# Exercise details:
Take every line where the string "surveillance" appears and copy it.

# Dataset content:
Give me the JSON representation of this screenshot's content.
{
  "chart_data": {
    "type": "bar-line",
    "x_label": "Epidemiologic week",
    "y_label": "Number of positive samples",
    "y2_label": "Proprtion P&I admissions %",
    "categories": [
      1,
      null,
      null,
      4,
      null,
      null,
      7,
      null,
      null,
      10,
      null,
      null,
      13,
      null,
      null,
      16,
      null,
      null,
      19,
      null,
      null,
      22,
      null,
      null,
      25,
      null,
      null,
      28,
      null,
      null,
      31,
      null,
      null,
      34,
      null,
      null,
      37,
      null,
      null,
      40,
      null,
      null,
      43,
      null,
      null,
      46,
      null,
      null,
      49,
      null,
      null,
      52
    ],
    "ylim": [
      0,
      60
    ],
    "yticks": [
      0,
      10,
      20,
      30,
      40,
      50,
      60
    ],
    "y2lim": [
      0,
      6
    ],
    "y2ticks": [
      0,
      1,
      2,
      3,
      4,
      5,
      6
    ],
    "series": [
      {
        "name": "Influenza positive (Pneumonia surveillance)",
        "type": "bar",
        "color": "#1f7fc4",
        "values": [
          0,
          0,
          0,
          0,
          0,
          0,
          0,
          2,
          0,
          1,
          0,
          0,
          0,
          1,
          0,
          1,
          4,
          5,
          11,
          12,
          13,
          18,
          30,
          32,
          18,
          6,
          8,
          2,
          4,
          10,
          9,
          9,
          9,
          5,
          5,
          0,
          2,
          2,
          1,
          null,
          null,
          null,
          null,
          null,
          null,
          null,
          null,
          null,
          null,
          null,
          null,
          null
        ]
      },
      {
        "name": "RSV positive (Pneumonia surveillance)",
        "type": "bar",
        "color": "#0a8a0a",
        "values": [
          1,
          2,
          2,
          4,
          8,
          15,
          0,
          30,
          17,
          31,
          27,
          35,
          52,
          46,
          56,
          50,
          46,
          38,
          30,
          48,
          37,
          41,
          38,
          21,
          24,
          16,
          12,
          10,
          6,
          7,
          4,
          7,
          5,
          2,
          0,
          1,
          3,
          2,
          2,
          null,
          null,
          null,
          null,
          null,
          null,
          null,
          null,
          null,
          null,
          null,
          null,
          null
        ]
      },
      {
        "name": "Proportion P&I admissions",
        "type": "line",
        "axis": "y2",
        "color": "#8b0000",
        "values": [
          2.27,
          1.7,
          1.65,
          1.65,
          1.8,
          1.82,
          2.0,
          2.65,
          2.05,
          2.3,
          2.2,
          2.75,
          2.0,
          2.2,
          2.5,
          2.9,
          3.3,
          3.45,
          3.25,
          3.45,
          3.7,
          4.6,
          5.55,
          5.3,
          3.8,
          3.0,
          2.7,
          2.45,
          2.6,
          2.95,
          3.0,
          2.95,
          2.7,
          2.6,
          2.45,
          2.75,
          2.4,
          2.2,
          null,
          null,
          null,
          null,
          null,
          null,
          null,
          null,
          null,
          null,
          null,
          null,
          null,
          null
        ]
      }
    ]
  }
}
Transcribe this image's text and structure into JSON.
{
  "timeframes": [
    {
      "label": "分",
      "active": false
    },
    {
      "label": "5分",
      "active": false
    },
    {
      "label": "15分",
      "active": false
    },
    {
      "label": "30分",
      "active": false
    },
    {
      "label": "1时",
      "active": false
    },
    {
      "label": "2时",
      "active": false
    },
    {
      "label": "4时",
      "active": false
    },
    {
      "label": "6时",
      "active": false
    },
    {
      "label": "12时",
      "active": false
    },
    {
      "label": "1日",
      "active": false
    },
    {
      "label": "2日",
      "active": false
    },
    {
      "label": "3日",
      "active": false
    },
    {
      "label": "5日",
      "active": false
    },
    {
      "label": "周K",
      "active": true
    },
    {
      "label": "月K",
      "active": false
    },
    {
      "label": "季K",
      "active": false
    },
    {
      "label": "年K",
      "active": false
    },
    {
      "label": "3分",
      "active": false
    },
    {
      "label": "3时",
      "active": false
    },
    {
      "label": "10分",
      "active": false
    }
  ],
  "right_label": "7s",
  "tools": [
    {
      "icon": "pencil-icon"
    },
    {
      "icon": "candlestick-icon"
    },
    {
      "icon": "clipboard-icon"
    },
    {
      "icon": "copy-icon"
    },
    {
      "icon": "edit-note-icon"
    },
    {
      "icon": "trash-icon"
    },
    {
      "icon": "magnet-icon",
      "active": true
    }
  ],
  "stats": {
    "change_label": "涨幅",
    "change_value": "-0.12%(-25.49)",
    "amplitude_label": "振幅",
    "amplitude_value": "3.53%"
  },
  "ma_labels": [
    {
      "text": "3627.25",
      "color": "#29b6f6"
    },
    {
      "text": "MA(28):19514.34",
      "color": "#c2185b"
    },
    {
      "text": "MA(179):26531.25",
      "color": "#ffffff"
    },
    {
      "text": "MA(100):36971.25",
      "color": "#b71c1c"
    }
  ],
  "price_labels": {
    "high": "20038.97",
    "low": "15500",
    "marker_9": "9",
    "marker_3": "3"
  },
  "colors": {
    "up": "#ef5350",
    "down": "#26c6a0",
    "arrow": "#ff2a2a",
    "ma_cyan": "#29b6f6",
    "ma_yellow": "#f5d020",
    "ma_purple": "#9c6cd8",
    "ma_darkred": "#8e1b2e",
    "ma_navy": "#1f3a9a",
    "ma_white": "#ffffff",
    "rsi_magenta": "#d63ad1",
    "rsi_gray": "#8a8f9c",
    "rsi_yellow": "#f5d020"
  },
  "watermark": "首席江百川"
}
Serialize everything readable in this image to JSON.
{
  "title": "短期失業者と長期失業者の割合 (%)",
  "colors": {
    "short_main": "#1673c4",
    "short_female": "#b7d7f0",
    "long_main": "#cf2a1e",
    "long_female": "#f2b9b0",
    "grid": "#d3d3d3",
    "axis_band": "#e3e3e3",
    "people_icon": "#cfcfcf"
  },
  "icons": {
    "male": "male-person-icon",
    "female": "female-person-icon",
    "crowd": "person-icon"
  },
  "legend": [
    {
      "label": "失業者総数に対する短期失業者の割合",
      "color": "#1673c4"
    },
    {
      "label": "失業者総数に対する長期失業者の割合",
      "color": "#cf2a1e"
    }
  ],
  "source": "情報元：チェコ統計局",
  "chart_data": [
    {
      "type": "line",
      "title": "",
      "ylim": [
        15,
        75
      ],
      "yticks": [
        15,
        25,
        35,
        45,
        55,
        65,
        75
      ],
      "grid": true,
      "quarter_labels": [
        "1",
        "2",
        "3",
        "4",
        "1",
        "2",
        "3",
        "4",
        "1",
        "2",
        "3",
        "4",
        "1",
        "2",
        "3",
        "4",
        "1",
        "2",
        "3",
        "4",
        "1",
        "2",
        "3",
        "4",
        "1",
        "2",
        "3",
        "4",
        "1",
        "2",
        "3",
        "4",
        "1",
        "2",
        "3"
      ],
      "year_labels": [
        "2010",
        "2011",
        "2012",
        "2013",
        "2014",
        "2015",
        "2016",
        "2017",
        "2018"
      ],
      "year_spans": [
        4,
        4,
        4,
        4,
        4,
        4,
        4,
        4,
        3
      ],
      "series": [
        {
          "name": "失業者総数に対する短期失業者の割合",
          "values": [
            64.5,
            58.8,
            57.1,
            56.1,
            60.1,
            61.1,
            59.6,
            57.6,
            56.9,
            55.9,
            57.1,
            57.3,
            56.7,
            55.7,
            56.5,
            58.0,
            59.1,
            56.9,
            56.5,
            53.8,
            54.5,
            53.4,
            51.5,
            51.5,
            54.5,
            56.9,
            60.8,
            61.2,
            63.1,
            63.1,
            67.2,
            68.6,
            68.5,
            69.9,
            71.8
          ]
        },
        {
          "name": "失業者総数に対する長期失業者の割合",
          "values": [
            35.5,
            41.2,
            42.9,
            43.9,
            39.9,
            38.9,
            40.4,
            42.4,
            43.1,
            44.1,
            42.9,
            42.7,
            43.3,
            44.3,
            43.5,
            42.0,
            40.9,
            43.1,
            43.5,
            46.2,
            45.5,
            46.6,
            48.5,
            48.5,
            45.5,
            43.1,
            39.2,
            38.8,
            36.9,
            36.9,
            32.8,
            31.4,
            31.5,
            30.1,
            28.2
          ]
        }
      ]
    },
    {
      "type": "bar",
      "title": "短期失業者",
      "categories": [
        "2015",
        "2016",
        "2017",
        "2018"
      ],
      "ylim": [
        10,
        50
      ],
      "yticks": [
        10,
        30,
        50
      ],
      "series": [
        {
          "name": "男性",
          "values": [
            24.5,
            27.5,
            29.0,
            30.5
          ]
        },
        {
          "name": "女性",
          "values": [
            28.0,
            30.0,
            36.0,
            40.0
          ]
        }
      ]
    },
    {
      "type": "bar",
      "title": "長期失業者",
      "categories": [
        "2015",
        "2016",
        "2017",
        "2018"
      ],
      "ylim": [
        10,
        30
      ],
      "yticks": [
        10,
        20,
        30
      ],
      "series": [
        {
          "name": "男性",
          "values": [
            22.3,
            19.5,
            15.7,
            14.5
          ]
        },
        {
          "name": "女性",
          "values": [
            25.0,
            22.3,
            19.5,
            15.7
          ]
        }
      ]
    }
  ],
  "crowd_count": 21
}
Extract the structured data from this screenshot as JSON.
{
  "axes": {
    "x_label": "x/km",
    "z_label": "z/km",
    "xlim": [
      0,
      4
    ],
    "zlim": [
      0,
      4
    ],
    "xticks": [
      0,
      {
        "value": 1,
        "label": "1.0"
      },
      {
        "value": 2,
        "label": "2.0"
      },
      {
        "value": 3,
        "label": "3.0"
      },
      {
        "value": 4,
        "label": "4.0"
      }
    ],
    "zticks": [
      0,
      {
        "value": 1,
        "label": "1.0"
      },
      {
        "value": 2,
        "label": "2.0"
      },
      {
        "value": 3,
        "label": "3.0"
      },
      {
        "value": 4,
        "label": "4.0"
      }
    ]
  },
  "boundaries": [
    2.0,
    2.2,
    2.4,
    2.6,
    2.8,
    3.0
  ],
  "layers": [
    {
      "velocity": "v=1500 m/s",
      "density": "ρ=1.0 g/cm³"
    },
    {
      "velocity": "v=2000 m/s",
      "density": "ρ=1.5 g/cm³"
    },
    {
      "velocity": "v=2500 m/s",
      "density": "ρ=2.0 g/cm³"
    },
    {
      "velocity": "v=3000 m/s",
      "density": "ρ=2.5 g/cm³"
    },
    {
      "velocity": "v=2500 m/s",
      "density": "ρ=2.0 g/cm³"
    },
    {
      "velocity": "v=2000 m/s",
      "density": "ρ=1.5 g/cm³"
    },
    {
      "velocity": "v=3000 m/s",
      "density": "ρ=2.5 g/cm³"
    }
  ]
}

# Full output:
        "name": "Influenza positive (Pneumonia surveillance)",
        "name": "RSV positive (Pneumonia surveillance)",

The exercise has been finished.